* Start Exercise inputs *

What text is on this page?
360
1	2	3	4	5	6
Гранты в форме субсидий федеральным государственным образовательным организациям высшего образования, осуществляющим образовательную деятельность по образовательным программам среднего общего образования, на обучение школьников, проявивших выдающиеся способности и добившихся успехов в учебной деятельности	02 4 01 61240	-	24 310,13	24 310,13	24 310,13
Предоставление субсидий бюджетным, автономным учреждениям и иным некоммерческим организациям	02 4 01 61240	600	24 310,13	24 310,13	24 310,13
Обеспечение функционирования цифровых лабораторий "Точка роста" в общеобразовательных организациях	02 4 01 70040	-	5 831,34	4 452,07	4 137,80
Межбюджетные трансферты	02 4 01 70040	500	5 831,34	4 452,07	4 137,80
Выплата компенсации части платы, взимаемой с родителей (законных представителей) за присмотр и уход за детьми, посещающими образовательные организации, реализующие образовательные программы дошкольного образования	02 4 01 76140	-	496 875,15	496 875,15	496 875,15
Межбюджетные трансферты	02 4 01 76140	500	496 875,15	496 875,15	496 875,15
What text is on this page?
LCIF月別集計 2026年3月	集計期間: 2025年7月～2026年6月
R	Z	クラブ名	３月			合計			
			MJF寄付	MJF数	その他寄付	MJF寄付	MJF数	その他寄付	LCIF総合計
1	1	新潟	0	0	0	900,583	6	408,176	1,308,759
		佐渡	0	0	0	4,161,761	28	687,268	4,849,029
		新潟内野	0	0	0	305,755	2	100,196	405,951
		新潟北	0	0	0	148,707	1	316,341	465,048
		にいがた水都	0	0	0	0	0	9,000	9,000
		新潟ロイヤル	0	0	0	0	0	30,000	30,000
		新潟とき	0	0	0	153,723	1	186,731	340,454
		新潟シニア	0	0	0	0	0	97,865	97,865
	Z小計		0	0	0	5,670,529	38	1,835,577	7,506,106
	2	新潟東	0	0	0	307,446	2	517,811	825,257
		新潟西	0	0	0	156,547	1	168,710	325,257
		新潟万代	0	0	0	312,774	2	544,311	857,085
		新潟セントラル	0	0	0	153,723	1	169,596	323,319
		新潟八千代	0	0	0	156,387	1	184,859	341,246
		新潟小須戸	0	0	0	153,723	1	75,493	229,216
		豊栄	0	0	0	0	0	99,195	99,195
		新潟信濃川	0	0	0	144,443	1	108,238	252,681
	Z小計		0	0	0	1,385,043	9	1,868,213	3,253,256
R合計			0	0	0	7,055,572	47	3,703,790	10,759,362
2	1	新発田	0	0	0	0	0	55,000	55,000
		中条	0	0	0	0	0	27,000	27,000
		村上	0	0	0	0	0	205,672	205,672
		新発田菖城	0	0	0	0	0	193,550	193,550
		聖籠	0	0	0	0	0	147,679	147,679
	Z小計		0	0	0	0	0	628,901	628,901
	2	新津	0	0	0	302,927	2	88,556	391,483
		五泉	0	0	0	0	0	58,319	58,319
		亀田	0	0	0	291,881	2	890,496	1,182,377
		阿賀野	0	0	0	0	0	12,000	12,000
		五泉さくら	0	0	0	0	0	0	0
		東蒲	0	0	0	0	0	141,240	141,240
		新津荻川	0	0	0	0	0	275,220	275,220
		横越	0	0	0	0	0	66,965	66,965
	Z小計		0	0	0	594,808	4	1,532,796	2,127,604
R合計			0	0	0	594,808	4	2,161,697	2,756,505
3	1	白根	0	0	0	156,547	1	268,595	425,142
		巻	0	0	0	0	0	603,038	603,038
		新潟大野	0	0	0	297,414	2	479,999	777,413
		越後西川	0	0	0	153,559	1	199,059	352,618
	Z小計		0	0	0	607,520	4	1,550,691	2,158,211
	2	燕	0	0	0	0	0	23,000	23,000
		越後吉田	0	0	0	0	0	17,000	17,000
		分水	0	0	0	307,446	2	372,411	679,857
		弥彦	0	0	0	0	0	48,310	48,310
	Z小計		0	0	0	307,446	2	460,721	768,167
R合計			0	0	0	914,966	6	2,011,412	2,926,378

* End Exercise inputs *

Examine the records and pull out every line where the string "образования" occurs.

• Full answer:
Гранты в форме субсидий федеральным государственным образовательным организациям высшего образования, осуществляющим образовательную деятельность по образовательным программам среднего общего образования, на обучение школьников, проявивших выдающиеся способности и добившихся успехов в учебной деятельности	02 4 01 61240	-	24 310,13	24 310,13	24 310,13
Выплата компенсации части платы, взимаемой с родителей (законных представителей) за присмотр и уход за детьми, посещающими образовательные организации, реализующие образовательные программы дошкольного образования	02 4 01 76140	-	496 875,15	496 875,15	496 875,15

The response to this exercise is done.